Count every line that has the word "Theft". Give the number, without anything more.

┌────────

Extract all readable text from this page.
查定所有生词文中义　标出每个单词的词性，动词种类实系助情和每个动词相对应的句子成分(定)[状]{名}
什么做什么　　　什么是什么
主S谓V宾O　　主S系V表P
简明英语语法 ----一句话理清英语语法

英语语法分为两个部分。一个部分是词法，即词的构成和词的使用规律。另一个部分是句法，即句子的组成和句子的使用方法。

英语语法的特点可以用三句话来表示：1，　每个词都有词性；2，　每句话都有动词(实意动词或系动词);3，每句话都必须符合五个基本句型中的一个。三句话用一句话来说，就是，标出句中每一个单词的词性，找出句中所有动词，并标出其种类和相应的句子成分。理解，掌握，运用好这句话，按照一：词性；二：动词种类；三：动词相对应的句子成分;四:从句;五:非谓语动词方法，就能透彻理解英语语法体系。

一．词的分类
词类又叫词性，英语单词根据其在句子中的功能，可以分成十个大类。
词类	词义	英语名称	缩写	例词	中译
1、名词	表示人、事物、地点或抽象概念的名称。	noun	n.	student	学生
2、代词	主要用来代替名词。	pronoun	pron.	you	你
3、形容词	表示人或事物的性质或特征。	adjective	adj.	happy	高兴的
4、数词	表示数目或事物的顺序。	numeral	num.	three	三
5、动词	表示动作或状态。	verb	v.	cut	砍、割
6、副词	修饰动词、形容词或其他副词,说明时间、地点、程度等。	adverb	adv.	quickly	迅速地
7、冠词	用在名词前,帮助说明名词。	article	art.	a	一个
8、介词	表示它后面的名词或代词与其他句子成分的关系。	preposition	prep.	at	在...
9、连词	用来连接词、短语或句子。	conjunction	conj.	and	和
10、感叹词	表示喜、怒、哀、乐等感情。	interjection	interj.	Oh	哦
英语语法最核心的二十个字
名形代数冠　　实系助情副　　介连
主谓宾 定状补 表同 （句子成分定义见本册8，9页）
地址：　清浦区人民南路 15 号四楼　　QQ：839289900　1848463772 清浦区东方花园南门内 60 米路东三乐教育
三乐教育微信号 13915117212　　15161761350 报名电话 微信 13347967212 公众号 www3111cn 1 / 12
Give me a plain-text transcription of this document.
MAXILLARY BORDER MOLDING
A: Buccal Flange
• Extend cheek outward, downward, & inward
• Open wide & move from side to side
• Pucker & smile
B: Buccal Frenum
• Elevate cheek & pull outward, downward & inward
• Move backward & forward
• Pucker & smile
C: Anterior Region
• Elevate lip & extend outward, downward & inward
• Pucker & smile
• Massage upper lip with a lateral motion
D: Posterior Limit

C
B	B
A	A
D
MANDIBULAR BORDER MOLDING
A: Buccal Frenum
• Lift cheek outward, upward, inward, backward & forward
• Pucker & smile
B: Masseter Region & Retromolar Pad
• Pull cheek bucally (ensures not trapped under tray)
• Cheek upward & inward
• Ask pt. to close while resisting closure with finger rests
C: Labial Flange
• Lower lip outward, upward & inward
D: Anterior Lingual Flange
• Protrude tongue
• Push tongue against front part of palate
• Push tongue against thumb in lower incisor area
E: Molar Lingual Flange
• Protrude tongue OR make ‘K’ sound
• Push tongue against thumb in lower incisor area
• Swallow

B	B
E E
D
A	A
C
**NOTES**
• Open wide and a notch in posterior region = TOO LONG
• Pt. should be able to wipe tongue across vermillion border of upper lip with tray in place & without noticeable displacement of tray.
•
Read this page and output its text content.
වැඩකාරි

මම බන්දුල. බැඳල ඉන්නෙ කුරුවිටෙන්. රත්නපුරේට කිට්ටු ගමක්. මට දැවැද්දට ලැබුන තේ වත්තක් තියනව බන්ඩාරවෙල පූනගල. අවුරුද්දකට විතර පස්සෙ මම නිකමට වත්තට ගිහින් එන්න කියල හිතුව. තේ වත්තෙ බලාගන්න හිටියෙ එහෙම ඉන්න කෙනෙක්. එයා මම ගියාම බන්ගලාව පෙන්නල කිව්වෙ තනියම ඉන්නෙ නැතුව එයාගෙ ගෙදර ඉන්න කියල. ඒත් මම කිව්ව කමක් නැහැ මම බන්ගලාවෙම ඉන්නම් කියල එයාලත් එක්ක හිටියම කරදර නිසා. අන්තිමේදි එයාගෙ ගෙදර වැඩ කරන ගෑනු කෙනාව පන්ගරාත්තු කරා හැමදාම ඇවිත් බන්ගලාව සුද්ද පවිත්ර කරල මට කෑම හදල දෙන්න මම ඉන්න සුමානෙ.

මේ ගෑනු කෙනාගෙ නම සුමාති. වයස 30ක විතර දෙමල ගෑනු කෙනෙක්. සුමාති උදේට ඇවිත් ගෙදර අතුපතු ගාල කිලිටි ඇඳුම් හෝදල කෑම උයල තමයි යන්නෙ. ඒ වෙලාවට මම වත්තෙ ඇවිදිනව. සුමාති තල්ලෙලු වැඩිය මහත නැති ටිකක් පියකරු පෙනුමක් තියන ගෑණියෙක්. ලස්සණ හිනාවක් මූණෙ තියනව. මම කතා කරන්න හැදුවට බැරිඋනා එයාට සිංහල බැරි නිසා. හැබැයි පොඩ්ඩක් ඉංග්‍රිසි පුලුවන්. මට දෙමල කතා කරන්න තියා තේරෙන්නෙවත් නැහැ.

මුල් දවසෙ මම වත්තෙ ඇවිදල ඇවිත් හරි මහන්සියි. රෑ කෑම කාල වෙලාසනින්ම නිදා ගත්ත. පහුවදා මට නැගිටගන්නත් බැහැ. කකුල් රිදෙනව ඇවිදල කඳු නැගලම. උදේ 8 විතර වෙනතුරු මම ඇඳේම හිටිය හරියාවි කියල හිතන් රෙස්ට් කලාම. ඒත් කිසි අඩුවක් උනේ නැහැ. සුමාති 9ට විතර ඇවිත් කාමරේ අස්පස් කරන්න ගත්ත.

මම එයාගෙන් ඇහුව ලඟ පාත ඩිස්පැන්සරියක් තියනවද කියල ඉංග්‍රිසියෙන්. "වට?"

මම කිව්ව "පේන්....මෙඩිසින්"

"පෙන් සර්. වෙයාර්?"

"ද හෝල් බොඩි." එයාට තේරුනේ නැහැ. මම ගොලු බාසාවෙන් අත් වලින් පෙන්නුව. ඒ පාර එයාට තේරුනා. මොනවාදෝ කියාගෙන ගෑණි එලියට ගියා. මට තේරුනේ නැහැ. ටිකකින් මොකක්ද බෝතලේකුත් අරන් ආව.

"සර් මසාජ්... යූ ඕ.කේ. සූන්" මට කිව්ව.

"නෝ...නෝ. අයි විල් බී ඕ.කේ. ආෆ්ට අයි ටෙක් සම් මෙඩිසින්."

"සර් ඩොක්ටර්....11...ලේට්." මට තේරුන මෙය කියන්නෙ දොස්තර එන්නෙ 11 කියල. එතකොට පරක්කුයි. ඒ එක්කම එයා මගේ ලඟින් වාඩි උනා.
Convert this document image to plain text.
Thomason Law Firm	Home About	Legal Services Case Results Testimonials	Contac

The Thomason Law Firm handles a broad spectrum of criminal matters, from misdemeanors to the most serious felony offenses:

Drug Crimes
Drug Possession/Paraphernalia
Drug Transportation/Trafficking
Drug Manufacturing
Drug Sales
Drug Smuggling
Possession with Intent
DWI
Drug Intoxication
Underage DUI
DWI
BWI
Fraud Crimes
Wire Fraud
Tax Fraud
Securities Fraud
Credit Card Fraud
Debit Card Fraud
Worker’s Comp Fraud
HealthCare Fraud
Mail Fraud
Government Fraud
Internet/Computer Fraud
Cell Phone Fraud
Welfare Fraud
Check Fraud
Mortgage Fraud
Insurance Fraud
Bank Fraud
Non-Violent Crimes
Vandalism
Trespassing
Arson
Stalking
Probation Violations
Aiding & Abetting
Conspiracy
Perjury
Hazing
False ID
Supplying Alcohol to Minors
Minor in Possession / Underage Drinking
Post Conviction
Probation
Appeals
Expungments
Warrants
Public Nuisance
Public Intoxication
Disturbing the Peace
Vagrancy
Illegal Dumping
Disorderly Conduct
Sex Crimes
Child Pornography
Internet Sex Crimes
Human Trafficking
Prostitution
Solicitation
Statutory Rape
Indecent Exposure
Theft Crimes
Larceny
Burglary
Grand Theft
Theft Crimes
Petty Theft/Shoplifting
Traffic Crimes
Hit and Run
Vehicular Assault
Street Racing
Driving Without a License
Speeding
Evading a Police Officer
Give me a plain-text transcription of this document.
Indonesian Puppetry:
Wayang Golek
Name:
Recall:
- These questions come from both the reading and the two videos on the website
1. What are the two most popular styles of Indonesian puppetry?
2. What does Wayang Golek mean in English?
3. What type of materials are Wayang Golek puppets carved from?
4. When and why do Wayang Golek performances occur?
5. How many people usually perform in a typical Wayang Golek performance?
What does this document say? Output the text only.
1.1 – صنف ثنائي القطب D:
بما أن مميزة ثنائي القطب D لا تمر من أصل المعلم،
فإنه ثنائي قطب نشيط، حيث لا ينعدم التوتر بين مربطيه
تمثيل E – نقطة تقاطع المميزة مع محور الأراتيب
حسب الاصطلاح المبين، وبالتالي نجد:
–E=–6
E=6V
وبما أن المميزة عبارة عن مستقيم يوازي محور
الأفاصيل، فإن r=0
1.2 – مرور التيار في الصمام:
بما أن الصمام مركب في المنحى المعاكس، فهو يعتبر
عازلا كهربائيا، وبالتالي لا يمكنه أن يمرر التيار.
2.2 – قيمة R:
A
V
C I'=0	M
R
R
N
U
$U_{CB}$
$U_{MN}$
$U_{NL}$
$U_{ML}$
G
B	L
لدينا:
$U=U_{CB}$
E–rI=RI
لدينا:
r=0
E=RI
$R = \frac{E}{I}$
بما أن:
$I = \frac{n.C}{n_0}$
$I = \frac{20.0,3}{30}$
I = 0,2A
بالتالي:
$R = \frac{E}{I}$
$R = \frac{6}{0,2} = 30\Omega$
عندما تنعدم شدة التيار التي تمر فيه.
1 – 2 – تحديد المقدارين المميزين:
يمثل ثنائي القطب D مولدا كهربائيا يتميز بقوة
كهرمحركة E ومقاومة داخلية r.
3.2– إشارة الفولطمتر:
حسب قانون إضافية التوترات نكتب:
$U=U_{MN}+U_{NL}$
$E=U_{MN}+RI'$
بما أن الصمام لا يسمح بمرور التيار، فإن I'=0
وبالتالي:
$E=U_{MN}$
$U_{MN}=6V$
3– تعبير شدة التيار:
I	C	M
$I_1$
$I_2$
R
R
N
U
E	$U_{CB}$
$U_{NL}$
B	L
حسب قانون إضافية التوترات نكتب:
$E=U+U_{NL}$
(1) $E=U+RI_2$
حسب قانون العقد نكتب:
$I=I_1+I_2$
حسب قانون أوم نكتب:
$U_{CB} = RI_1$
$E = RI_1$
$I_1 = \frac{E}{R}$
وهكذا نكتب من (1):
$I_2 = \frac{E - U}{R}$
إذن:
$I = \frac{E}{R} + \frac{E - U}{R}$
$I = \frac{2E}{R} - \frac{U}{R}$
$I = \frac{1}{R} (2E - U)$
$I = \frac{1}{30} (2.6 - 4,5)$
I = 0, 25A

└────────

Output below
4